§ Task directions: Reproduce exactly the lines beginning with the line that contains "Extract the structured" and ending at the final line of the material below.

§ Extracted data:
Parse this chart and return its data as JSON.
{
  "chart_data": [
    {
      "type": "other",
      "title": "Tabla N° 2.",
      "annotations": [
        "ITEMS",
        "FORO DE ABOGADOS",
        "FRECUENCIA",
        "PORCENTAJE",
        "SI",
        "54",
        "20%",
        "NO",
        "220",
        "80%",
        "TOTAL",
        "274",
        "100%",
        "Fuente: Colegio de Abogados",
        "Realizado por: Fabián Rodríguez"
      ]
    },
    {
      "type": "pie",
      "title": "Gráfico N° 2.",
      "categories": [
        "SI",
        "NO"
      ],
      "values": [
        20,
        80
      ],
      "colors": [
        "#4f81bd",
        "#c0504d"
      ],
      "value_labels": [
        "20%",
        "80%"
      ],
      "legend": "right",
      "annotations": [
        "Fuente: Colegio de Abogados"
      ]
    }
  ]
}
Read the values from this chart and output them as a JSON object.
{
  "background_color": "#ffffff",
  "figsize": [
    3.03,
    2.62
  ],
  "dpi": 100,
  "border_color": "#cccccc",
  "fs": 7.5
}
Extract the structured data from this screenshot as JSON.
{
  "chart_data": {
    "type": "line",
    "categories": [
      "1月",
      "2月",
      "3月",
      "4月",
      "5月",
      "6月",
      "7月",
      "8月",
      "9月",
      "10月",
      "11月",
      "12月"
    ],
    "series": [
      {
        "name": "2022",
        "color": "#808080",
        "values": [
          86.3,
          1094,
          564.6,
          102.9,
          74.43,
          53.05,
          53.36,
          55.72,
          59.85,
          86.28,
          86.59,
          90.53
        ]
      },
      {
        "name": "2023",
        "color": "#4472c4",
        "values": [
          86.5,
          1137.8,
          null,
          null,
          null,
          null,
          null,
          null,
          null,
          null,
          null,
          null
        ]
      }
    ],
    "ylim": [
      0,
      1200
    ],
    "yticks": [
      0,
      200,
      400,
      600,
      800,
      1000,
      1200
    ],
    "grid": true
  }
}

§ Solution below:
Extract the structured data from this screenshot as JSON.
{
  "chart_data": {
    "type": "line",
    "categories": [
      "1月",
      "2月",
      "3月",
      "4月",
      "5月",
      "6月",
      "7月",
      "8月",
      "9月",
      "10月",
      "11月",
      "12月"
    ],
    "series": [
      {
        "name": "2022",
        "color": "#808080",
        "values": [
          86.3,
          1094,
          564.6,
          102.9,
          74.43,
          53.05,
          53.36,
          55.72,
          59.85,
          86.28,
          86.59,
          90.53
        ]
      },
      {
        "name": "2023",
        "color": "#4472c4",
        "values": [
          86.5,
          1137.8,
          null,
          null,
          null,
          null,
          null,
          null,
          null,
          null,
          null,
          null
        ]
      }
    ],
    "ylim": [
      0,
      1200
    ],
    "yticks": [
      0,
      200,
      400,
      600,
      800,
      1000,
      1200
    ],
    "grid": true
  }
}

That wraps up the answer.